» **Instructions for the task**: Go through the entries below and pick out every line with "Release".

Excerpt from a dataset

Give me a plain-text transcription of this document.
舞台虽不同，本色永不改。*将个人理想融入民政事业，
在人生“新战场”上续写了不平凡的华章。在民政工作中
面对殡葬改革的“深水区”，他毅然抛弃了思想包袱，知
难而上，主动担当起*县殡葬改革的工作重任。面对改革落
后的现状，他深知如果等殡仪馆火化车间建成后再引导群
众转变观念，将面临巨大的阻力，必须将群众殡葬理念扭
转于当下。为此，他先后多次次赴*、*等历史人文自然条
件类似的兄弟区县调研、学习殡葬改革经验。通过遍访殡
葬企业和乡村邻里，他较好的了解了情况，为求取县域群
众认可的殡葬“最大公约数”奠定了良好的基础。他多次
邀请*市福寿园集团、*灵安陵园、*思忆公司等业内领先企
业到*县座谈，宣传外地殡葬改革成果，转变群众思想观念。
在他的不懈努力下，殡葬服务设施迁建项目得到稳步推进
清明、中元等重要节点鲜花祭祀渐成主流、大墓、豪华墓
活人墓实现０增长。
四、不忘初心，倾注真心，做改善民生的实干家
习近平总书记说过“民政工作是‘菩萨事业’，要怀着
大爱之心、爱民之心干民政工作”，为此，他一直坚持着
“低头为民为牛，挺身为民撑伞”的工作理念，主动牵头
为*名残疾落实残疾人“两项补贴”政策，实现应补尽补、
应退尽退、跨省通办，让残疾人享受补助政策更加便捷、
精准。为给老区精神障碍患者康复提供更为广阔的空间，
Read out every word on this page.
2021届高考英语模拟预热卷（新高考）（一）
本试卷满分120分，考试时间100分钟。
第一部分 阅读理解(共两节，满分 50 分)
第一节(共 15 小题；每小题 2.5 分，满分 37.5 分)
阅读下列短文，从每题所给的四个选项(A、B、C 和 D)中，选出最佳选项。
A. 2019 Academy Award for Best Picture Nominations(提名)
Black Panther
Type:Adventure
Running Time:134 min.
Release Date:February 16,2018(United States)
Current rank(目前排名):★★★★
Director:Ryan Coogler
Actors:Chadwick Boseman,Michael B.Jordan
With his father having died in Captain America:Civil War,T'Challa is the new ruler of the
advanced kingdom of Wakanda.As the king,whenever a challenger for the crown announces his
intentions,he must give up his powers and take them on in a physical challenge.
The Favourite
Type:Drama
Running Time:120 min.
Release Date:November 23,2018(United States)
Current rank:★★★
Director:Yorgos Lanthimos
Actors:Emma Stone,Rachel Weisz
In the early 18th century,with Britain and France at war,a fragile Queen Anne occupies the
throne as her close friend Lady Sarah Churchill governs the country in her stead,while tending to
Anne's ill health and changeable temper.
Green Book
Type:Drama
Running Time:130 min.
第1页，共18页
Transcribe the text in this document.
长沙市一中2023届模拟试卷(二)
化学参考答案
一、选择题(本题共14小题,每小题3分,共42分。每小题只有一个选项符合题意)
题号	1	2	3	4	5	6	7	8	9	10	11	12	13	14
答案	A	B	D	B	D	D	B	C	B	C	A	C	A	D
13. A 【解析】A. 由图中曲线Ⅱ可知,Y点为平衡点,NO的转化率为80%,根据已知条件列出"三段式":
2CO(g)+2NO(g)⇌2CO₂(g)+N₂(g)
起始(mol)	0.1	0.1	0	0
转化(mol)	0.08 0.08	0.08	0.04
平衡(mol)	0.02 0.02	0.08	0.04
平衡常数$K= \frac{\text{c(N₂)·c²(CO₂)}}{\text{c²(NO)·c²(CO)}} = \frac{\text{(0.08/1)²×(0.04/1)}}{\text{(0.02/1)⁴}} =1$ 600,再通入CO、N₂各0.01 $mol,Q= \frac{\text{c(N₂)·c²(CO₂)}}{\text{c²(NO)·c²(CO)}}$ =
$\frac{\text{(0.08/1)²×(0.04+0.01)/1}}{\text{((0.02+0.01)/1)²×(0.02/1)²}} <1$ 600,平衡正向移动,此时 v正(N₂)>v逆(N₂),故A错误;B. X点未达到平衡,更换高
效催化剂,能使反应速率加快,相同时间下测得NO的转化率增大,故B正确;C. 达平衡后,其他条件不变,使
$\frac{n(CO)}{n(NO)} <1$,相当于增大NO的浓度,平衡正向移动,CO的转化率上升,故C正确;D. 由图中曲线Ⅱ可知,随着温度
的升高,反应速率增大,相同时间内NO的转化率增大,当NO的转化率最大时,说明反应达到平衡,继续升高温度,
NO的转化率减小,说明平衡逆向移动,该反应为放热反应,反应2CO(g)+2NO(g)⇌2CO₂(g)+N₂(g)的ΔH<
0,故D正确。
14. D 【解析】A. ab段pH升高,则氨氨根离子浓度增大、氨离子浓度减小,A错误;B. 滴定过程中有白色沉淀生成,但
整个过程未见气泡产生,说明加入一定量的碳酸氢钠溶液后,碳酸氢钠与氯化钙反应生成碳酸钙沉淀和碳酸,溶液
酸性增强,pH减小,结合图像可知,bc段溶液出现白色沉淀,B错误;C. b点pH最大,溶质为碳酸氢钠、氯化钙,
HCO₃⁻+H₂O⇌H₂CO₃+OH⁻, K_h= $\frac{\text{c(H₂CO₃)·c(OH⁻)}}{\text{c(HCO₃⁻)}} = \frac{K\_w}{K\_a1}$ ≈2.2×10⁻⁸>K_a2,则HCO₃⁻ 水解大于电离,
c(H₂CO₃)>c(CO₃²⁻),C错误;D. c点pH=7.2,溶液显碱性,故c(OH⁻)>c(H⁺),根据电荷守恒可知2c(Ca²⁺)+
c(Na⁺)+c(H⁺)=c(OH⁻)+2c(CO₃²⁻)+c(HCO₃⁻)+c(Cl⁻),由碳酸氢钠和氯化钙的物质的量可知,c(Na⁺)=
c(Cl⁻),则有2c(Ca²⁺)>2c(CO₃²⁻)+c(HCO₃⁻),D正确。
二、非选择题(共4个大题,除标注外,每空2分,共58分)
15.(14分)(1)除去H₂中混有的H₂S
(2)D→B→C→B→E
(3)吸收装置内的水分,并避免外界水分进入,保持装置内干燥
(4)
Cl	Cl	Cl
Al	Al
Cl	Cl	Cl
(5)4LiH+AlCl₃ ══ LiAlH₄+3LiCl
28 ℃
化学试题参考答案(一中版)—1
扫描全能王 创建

» **Exercise response**:
Release Date:February 16,2018(United States)
Release Date:November 23,2018(United States)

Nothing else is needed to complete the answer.